## BEGIN Material

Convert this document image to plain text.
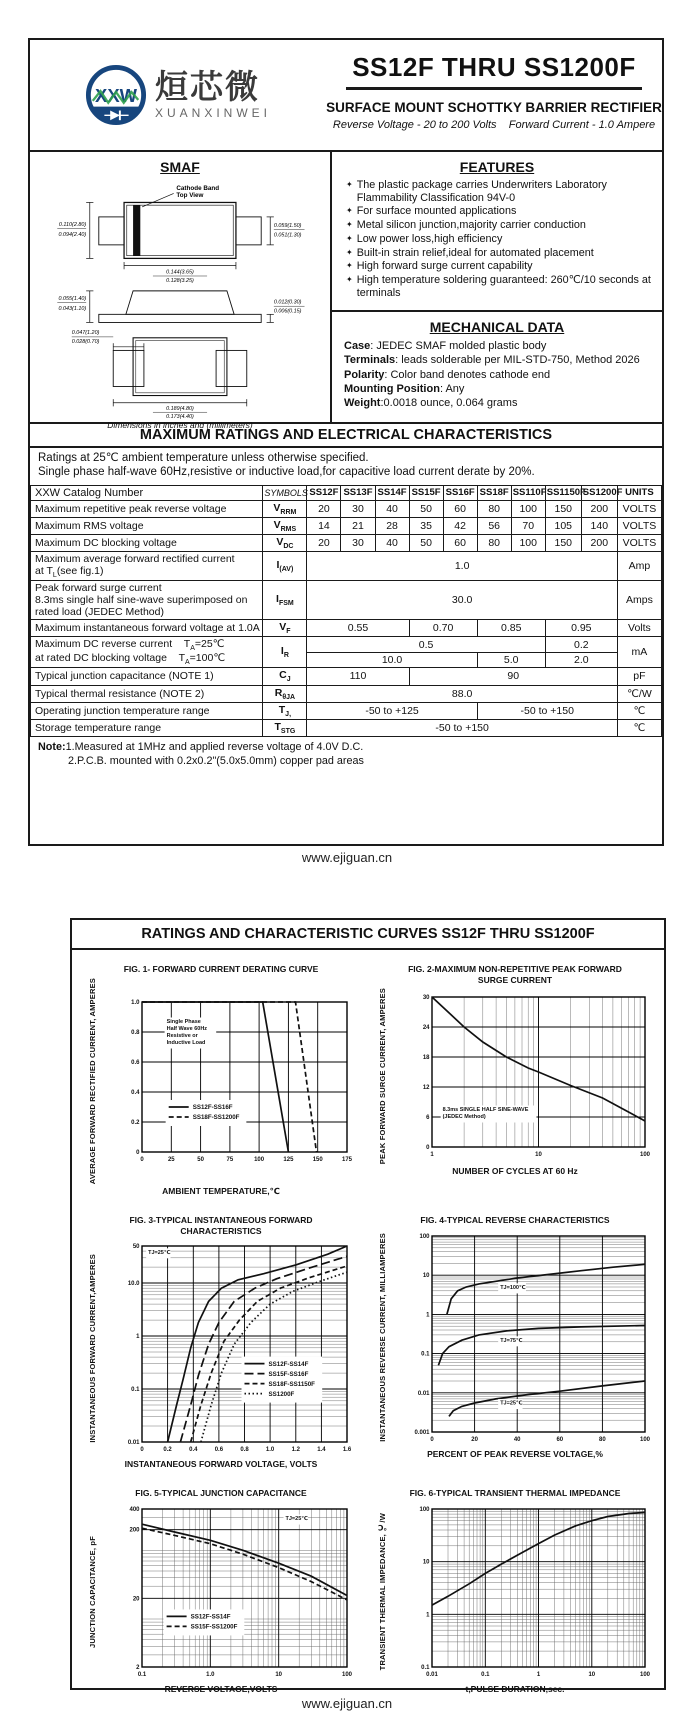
XXW 烜芯微
XUANXINWEI
SS12F THRU SS1200F
SURFACE MOUNT SCHOTTKY BARRIER RECTIFIER
Reverse Voltage - 20 to 200 Volts    Forward Current - 1.0 Ampere
SMAF
Cathode Band
Top View
0.110(2.80)
0.094(2.40)
0.059(1.50)
0.051(1.30)
0.144(3.65)
0.128(3.25)
0.055(1.40)
0.043(1.10)
0.012(0.30)
0.006(0.15)
0.047(1.20)
0.028(0.70)
0.189(4.80)
0.173(4.40)
Dimensions in inches and (millimeters)
FEATURES
✦ The plastic package carries Underwriters Laboratory Flammability Classification 94V-0
✦ For surface mounted applications
✦ Metal silicon junction,majority carrier conduction
✦ Low power loss,high efficiency
✦ Built-in strain relief,ideal for automated placement
✦ High forward surge current capability
✦ High temperature soldering guaranteed: 260℃/10 seconds at terminals
MECHANICAL DATA
Case: JEDEC SMAF molded plastic body
Terminals: leads solderable per MIL-STD-750, Method 2026
Polarity: Color band denotes cathode end
Mounting Position: Any
Weight:0.0018 ounce, 0.064 grams
MAXIMUM RATINGS AND ELECTRICAL CHARACTERISTICS
Ratings at 25℃ ambient temperature unless otherwise specified.
Single phase half-wave 60Hz,resistive or inductive load,for capacitive load current derate by 20%.
XXW Catalog Number	SYMBOLS	SS12F	SS13F	SS14F	SS15F	SS16F	SS18F	SS110F	SS1150F	SS1200F	UNITS
Maximum repetitive peak reverse voltage	$V_{RRM}$	20	30	40	50	60	80	100	150	200	VOLTS
Maximum RMS voltage	$V_{RMS}$	14	21	28	35	42	56	70	105	140	VOLTS
Maximum DC blocking voltage	$V_{DC}$	20	30	40	50	60	80	100	150	200	VOLTS

Maximum average forward rectified current
at $T_L(see$ fig.1)	$I_{(AV)}$	1.0									Amp

Peak forward surge current
8.3ms single half sine-wave superimposed on
rated load (JEDEC Method)	$I_{FSM}$	30.0									Amps
Maximum instantaneous forward voltage at 1.0A	$V_F$	0.55			0.70		0.85		0.95		Volts

Maximum DC reverse current    $T_A=25℃$
at rated DC blocking voltage    $T_A=100℃$	$I_R$	0.5							0.2		mA
		10.0					5.0		2.0		
Typical junction capacitance (NOTE 1)	$C_J$	110			90						pF
Typical thermal resistance (NOTE 2)	$R_{\theta JA}$	88.0									℃/W
Operating junction temperature range	$T_{J,}$	-50 to +125					-50 to +150				℃
Storage temperature range	$T_{STG}$	-50 to +150									℃
Note:1.Measured at 1MHz and applied reverse voltage of 4.0V D.C.
2.P.C.B. mounted with 0.2x0.2"(5.0x5.0mm) copper pad areas
www.ejiguan.cn
RATINGS AND CHARACTERISTIC CURVES SS12F THRU SS1200F
FIG. 1- FORWARD CURRENT DERATING CURVE
AVERAGE FORWARD RECTIFIED CURRENT, AMPERES	0	25	50	75	100	125	150	175
0
0.2
0.4
0.6
0.8
1.0
Single Phase
Half Wave 60Hz
Resistive or
Inductive Load
SS12F-SS16F
SS18F-SS1200F
AMBIENT TEMPERATURE,℃
FIG. 2-MAXIMUM NON-REPETITIVE PEAK FORWARD SURGE CURRENT
PEAK FORWARD SURGE CURRENT, AMPERES	1	10	100
0
6
12
18
24
30
8.3ms SINGLE HALF SINE-WAVE
(JEDEC Method)
NUMBER OF CYCLES AT 60 Hz
FIG. 3-TYPICAL INSTANTANEOUS FORWARD CHARACTERISTICS
INSTANTANEOUS FORWARD CURRENT,AMPERES
0	0.2	0.4	0.6	0.8	1.0	1.2	1.4	1.6
0.01
0.1
1
10.0
50
TJ=25℃
SS12F-SS14F
SS15F-SS16F
SS18F-SS1150F
SS1200F
INSTANTANEOUS FORWARD VOLTAGE, VOLTS
FIG. 4-TYPICAL REVERSE CHARACTERISTICS
INSTANTANEOUS REVERSE CURRENT, MILLIAMPERES	0	20	40	60	80	100
0.001
0.01
0.1
1
10
100
TJ=100℃
TJ=75℃
TJ=25℃
PERCENT OF PEAK REVERSE VOLTAGE,%
FIG. 5-TYPICAL JUNCTION CAPACITANCE
JUNCTION CAPACITANCE, pF
0.1	1.0	10	100
2
20
200
400
TJ=25℃
SS12F-SS14F
SS15F-SS1200F
REVERSE VOLTAGE,VOLTS
FIG. 6-TYPICAL TRANSIENT THERMAL IMPEDANCE
TRANSIENT THERMAL IMPEDANCE, ℃/W
0.01	0.1	1	10	100
0.1
1
10
100
t,PULSE DURATION,sec.
www.ejiguan.cn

## END Material

* _Your goal_:
Without the pictures, copy the material exactly as given.

* _Final result_:
Convert this document image to plain text.
XXW 烜芯微
XUANXINWEI
SS12F THRU SS1200F
SURFACE MOUNT SCHOTTKY BARRIER RECTIFIER
Reverse Voltage - 20 to 200 Volts    Forward Current - 1.0 Ampere
SMAF
Cathode Band
Top View
0.110(2.80)
0.094(2.40)
0.059(1.50)
0.051(1.30)
0.144(3.65)
0.128(3.25)
0.055(1.40)
0.043(1.10)
0.012(0.30)
0.006(0.15)
0.047(1.20)
0.028(0.70)
0.189(4.80)
0.173(4.40)
Dimensions in inches and (millimeters)
FEATURES
✦ The plastic package carries Underwriters Laboratory Flammability Classification 94V-0
✦ For surface mounted applications
✦ Metal silicon junction,majority carrier conduction
✦ Low power loss,high efficiency
✦ Built-in strain relief,ideal for automated placement
✦ High forward surge current capability
✦ High temperature soldering guaranteed: 260℃/10 seconds at terminals
MECHANICAL DATA
Case: JEDEC SMAF molded plastic body
Terminals: leads solderable per MIL-STD-750, Method 2026
Polarity: Color band denotes cathode end
Mounting Position: Any
Weight:0.0018 ounce, 0.064 grams
MAXIMUM RATINGS AND ELECTRICAL CHARACTERISTICS
Ratings at 25℃ ambient temperature unless otherwise specified.
Single phase half-wave 60Hz,resistive or inductive load,for capacitive load current derate by 20%.
XXW Catalog Number	SYMBOLS	SS12F	SS13F	SS14F	SS15F	SS16F	SS18F	SS110F	SS1150F	SS1200F	UNITS
Maximum repetitive peak reverse voltage	$V_{RRM}$	20	30	40	50	60	80	100	150	200	VOLTS
Maximum RMS voltage	$V_{RMS}$	14	21	28	35	42	56	70	105	140	VOLTS
Maximum DC blocking voltage	$V_{DC}$	20	30	40	50	60	80	100	150	200	VOLTS

Maximum average forward rectified current
at $T_L(see$ fig.1)	$I_{(AV)}$	1.0									Amp

Peak forward surge current
8.3ms single half sine-wave superimposed on
rated load (JEDEC Method)	$I_{FSM}$	30.0									Amps
Maximum instantaneous forward voltage at 1.0A	$V_F$	0.55			0.70		0.85		0.95		Volts

Maximum DC reverse current    $T_A=25℃$
at rated DC blocking voltage    $T_A=100℃$	$I_R$	0.5							0.2		mA
		10.0					5.0		2.0		
Typical junction capacitance (NOTE 1)	$C_J$	110			90						pF
Typical thermal resistance (NOTE 2)	$R_{\theta JA}$	88.0									℃/W
Operating junction temperature range	$T_{J,}$	-50 to +125					-50 to +150				℃
Storage temperature range	$T_{STG}$	-50 to +150									℃
Note:1.Measured at 1MHz and applied reverse voltage of 4.0V D.C.
2.P.C.B. mounted with 0.2x0.2"(5.0x5.0mm) copper pad areas
www.ejiguan.cn
RATINGS AND CHARACTERISTIC CURVES SS12F THRU SS1200F
FIG. 1- FORWARD CURRENT DERATING CURVE
AVERAGE FORWARD RECTIFIED CURRENT, AMPERES	0	25	50	75	100	125	150	175
0
0.2
0.4
0.6
0.8
1.0
Single Phase
Half Wave 60Hz
Resistive or
Inductive Load
SS12F-SS16F
SS18F-SS1200F
AMBIENT TEMPERATURE,℃
FIG. 2-MAXIMUM NON-REPETITIVE PEAK FORWARD SURGE CURRENT
PEAK FORWARD SURGE CURRENT, AMPERES	1	10	100
0
6
12
18
24
30
8.3ms SINGLE HALF SINE-WAVE
(JEDEC Method)
NUMBER OF CYCLES AT 60 Hz
FIG. 3-TYPICAL INSTANTANEOUS FORWARD CHARACTERISTICS
INSTANTANEOUS FORWARD CURRENT,AMPERES
0	0.2	0.4	0.6	0.8	1.0	1.2	1.4	1.6
0.01
0.1
1
10.0
50
TJ=25℃
SS12F-SS14F
SS15F-SS16F
SS18F-SS1150F
SS1200F
INSTANTANEOUS FORWARD VOLTAGE, VOLTS
FIG. 4-TYPICAL REVERSE CHARACTERISTICS
INSTANTANEOUS REVERSE CURRENT, MILLIAMPERES	0	20	40	60	80	100
0.001
0.01
0.1
1
10
100
TJ=100℃
TJ=75℃
TJ=25℃
PERCENT OF PEAK REVERSE VOLTAGE,%
FIG. 5-TYPICAL JUNCTION CAPACITANCE
JUNCTION CAPACITANCE, pF
0.1	1.0	10	100
2
20
200
400
TJ=25℃
SS12F-SS14F
SS15F-SS1200F
REVERSE VOLTAGE,VOLTS
FIG. 6-TYPICAL TRANSIENT THERMAL IMPEDANCE
TRANSIENT THERMAL IMPEDANCE, ℃/W
0.01	0.1	1	10	100
0.1
1
10
100
t,PULSE DURATION,sec.
www.ejiguan.cn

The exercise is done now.